* INSTRUCTIONS FOR THE TASK
Write out all of the entries that follow, word for word, but skip the pictures.

* INPUT FOR THIS TASK
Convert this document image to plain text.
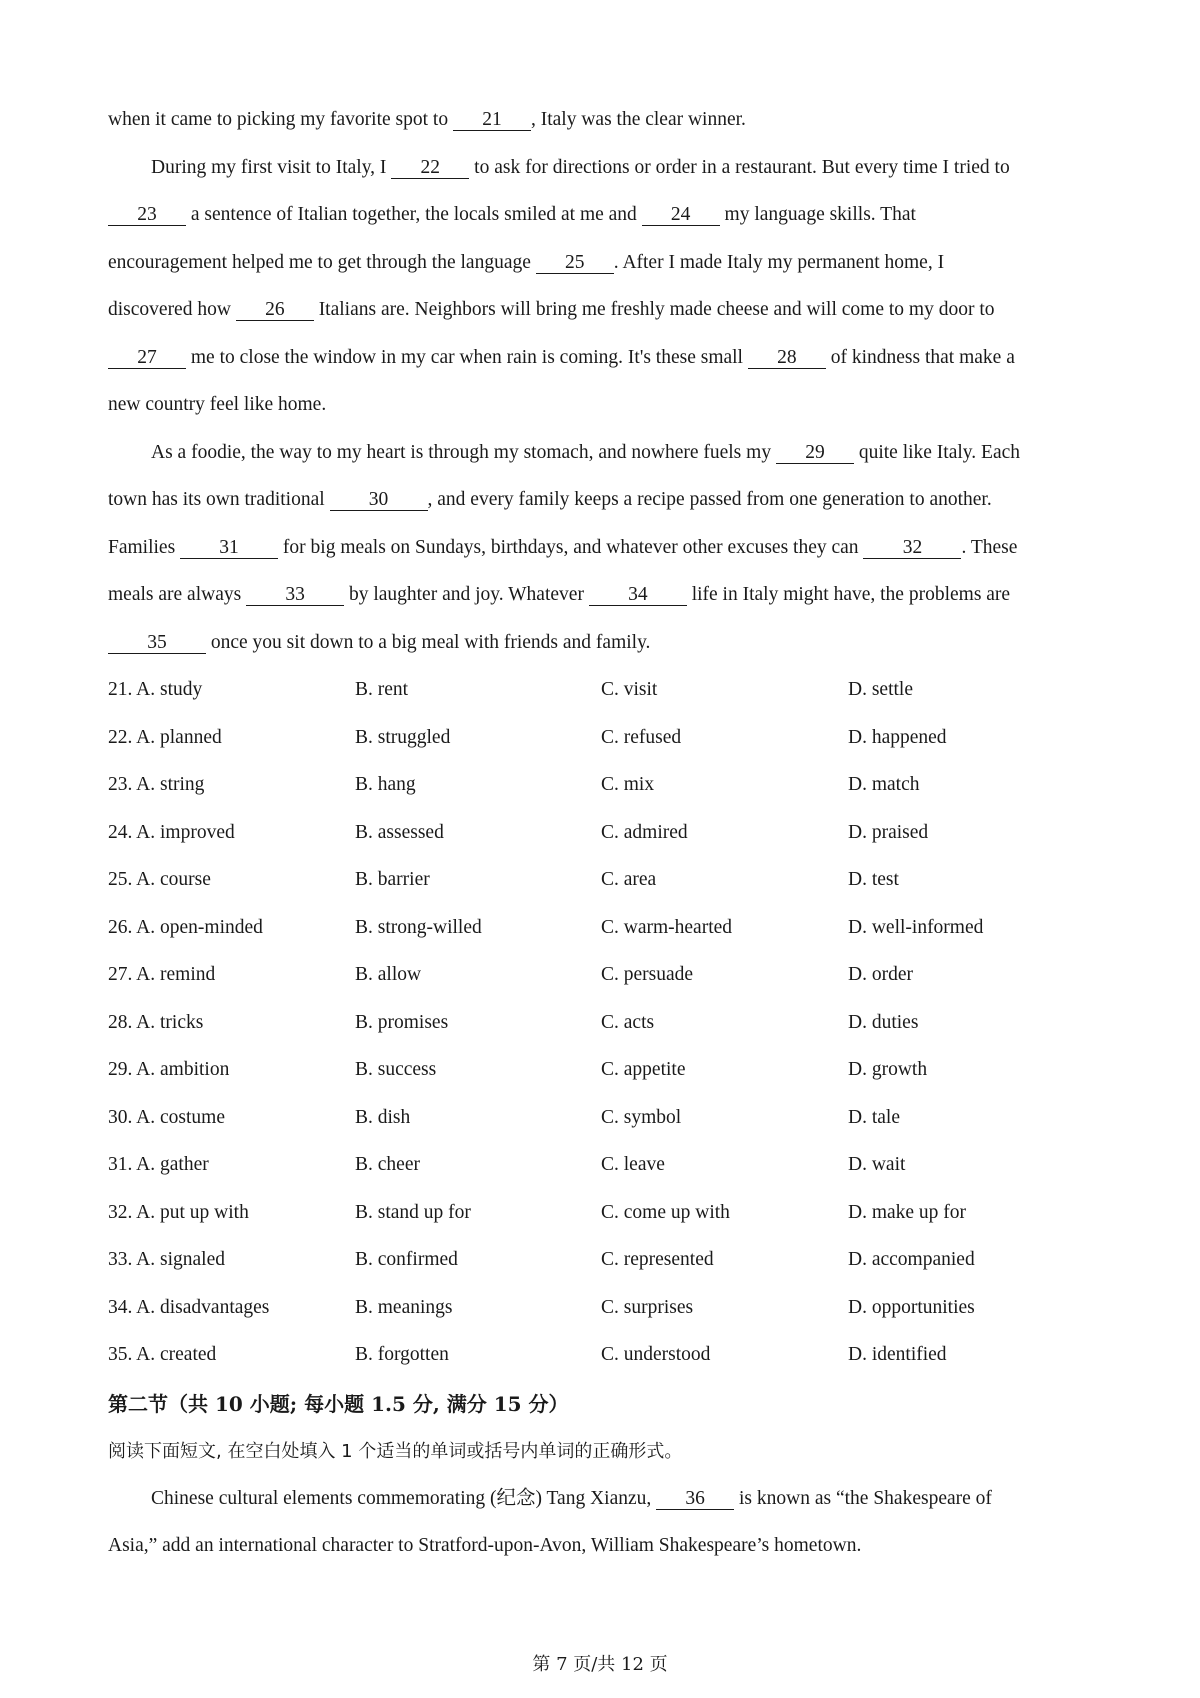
when it came to picking my favorite spot to 21 , Italy was the clear winner.
During my first visit to Italy, I 22 to ask for directions or order in a restaurant. But every time I tried to
23 a sentence of Italian together, the locals smiled at me and 24 my language skills. That
encouragement helped me to get through the language 25 . After I made Italy my permanent home, I
discovered how 26 Italians are. Neighbors will bring me freshly made cheese and will come to my door to
27 me to close the window in my car when rain is coming. It's these small 28 of kindness that make a
new country feel like home.
As a foodie, the way to my heart is through my stomach, and nowhere fuels my 29 quite like Italy. Each
town has its own traditional 30 , and every family keeps a recipe passed from one generation to another.
Families 31 for big meals on Sundays, birthdays, and whatever other excuses they can 32 . These
meals are always 33 by laughter and joy. Whatever 34 life in Italy might have, the problems are
35 once you sit down to a big meal with friends and family.
21. A. study	B. rent	C. visit	D. settle
22. A. planned	B. struggled	C. refused	D. happened
23. A. string	B. hang	C. mix	D. match
24. A. improved	B. assessed	C. admired	D. praised
25. A. course	B. barrier	C. area	D. test
26. A. open-minded	B. strong-willed	C. warm-hearted	D. well-informed
27. A. remind	B. allow	C. persuade	D. order
28. A. tricks	B. promises	C. acts	D. duties
29. A. ambition	B. success	C. appetite	D. growth
30. A. costume	B. dish	C. symbol	D. tale
31. A. gather	B. cheer	C. leave	D. wait
32. A. put up with	B. stand up for	C. come up with	D. make up for
33. A. signaled	B. confirmed	C. represented	D. accompanied
34. A. disadvantages	B. meanings	C. surprises	D. opportunities
35. A. created	B. forgotten	C. understood	D. identified
第二节（共 10 小题; 每小题 1.5 分, 满分 15 分）
阅读下面短文, 在空白处填入 1 个适当的单词或括号内单词的正确形式。
Chinese cultural elements commemorating (纪念) Tang Xianzu, 36 is known as “the Shakespeare of
Asia,” add an international character to Stratford-upon-Avon, William Shakespeare’s hometown.
第 7 页/共 12 页
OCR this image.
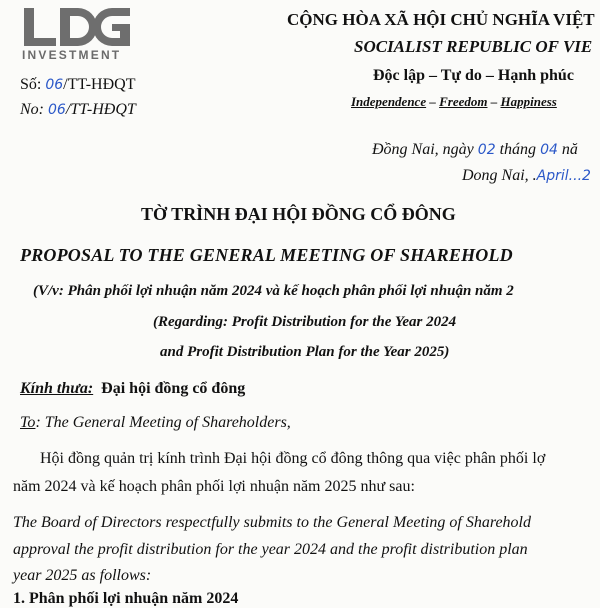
INVESTMENT
Số: 06/TT-HĐQT
No: 06/TT-HĐQT
CỘNG HÒA XÃ HỘI CHỦ NGHĨA VIỆT
SOCIALIST REPUBLIC OF VIE
Độc lập – Tự do – Hạnh phúc
Independence – Freedom – Happiness
Đồng Nai, ngày 02 tháng 04 nă
Dong Nai, .April...2
TỜ TRÌNH ĐẠI HỘI ĐỒNG CỔ ĐÔNG
PROPOSAL TO THE GENERAL MEETING OF SHAREHOLD
(V/v: Phân phối lợi nhuận năm 2024 và kế hoạch phân phối lợi nhuận năm 2
(Regarding: Profit Distribution for the Year 2024
and Profit Distribution Plan for the Year 2025)
Kính thưa: Đại hội đồng cổ đông
To: The General Meeting of Shareholders,
Hội đồng quản trị kính trình Đại hội đồng cổ đông thông qua việc phân phối lợ
năm 2024 và kế hoạch phân phối lợi nhuận năm 2025 như sau:
The Board of Directors respectfully submits to the General Meeting of Sharehold
approval the profit distribution for the year 2024 and the profit distribution plan
year 2025 as follows:
1. Phân phối lợi nhuận năm 2024
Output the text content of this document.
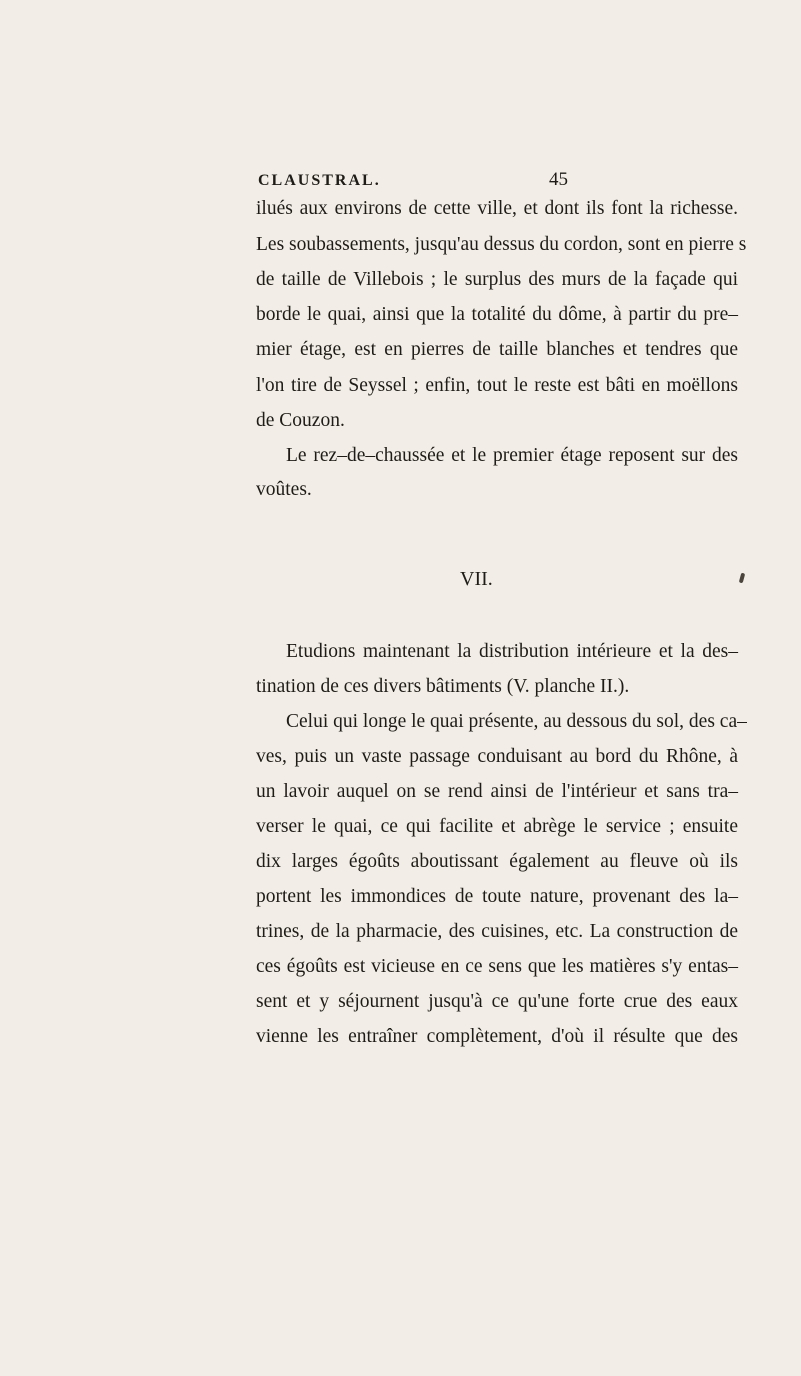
CLAUSTRAL.	45
ilués aux environs de cette ville, et dont ils font la richesse.
Les soubassements, jusqu'au dessus du cordon, sont en pierre s
de taille de Villebois ; le surplus des murs de la façade qui
borde le quai, ainsi que la totalité du dôme, à partir du pre–
mier étage, est en pierres de taille blanches et tendres que
l'on tire de Seyssel ; enfin, tout le reste est bâti en moëllons
de Couzon.
Le rez–de–chaussée et le premier étage reposent sur des
voûtes.
VII.
Etudions maintenant la distribution intérieure et la des–
tination de ces divers bâtiments (V. planche II.).
Celui qui longe le quai présente, au dessous du sol, des ca–
ves, puis un vaste passage conduisant au bord du Rhône, à
un lavoir auquel on se rend ainsi de l'intérieur et sans tra–
verser le quai, ce qui facilite et abrège le service ; ensuite
dix larges égoûts aboutissant également au fleuve où ils
portent les immondices de toute nature, provenant des la–
trines, de la pharmacie, des cuisines, etc. La construction de
ces égoûts est vicieuse en ce sens que les matières s'y entas–
sent et y séjournent jusqu'à ce qu'une forte crue des eaux
vienne les entraîner complètement, d'où il résulte que des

* EXERCISE OUTPUT
Convert this document image to plain text.
when it came to picking my favorite spot to 21 , Italy was the clear winner.
During my first visit to Italy, I 22 to ask for directions or order in a restaurant. But every time I tried to
23 a sentence of Italian together, the locals smiled at me and 24 my language skills. That
encouragement helped me to get through the language 25 . After I made Italy my permanent home, I
discovered how 26 Italians are. Neighbors will bring me freshly made cheese and will come to my door to
27 me to close the window in my car when rain is coming. It's these small 28 of kindness that make a
new country feel like home.
As a foodie, the way to my heart is through my stomach, and nowhere fuels my 29 quite like Italy. Each
town has its own traditional 30 , and every family keeps a recipe passed from one generation to another.
Families 31 for big meals on Sundays, birthdays, and whatever other excuses they can 32 . These
meals are always 33 by laughter and joy. Whatever 34 life in Italy might have, the problems are
35 once you sit down to a big meal with friends and family.
21. A. study	B. rent	C. visit	D. settle
22. A. planned	B. struggled	C. refused	D. happened
23. A. string	B. hang	C. mix	D. match
24. A. improved	B. assessed	C. admired	D. praised
25. A. course	B. barrier	C. area	D. test
26. A. open-minded	B. strong-willed	C. warm-hearted	D. well-informed
27. A. remind	B. allow	C. persuade	D. order
28. A. tricks	B. promises	C. acts	D. duties
29. A. ambition	B. success	C. appetite	D. growth
30. A. costume	B. dish	C. symbol	D. tale
31. A. gather	B. cheer	C. leave	D. wait
32. A. put up with	B. stand up for	C. come up with	D. make up for
33. A. signaled	B. confirmed	C. represented	D. accompanied
34. A. disadvantages	B. meanings	C. surprises	D. opportunities
35. A. created	B. forgotten	C. understood	D. identified
第二节（共 10 小题; 每小题 1.5 分, 满分 15 分）
阅读下面短文, 在空白处填入 1 个适当的单词或括号内单词的正确形式。
Chinese cultural elements commemorating (纪念) Tang Xianzu, 36 is known as “the Shakespeare of
Asia,” add an international character to Stratford-upon-Avon, William Shakespeare’s hometown.
第 7 页/共 12 页
OCR this image.
INVESTMENT
Số: 06/TT-HĐQT
No: 06/TT-HĐQT
CỘNG HÒA XÃ HỘI CHỦ NGHĨA VIỆT
SOCIALIST REPUBLIC OF VIE
Độc lập – Tự do – Hạnh phúc
Independence – Freedom – Happiness
Đồng Nai, ngày 02 tháng 04 nă
Dong Nai, .April...2
TỜ TRÌNH ĐẠI HỘI ĐỒNG CỔ ĐÔNG
PROPOSAL TO THE GENERAL MEETING OF SHAREHOLD
(V/v: Phân phối lợi nhuận năm 2024 và kế hoạch phân phối lợi nhuận năm 2
(Regarding: Profit Distribution for the Year 2024
and Profit Distribution Plan for the Year 2025)
Kính thưa: Đại hội đồng cổ đông
To: The General Meeting of Shareholders,
Hội đồng quản trị kính trình Đại hội đồng cổ đông thông qua việc phân phối lợ
năm 2024 và kế hoạch phân phối lợi nhuận năm 2025 như sau:
The Board of Directors respectfully submits to the General Meeting of Sharehold
approval the profit distribution for the year 2024 and the profit distribution plan
year 2025 as follows:
1. Phân phối lợi nhuận năm 2024
Output the text content of this document.
CLAUSTRAL.	45
ilués aux environs de cette ville, et dont ils font la richesse.
Les soubassements, jusqu'au dessus du cordon, sont en pierre s
de taille de Villebois ; le surplus des murs de la façade qui
borde le quai, ainsi que la totalité du dôme, à partir du pre–
mier étage, est en pierres de taille blanches et tendres que
l'on tire de Seyssel ; enfin, tout le reste est bâti en moëllons
de Couzon.
Le rez–de–chaussée et le premier étage reposent sur des
voûtes.
VII.
Etudions maintenant la distribution intérieure et la des–
tination de ces divers bâtiments (V. planche II.).
Celui qui longe le quai présente, au dessous du sol, des ca–
ves, puis un vaste passage conduisant au bord du Rhône, à
un lavoir auquel on se rend ainsi de l'intérieur et sans tra–
verser le quai, ce qui facilite et abrège le service ; ensuite
dix larges égoûts aboutissant également au fleuve où ils
portent les immondices de toute nature, provenant des la–
trines, de la pharmacie, des cuisines, etc. La construction de
ces égoûts est vicieuse en ce sens que les matières s'y entas–
sent et y séjournent jusqu'à ce qu'une forte crue des eaux
vienne les entraîner complètement, d'où il résulte que des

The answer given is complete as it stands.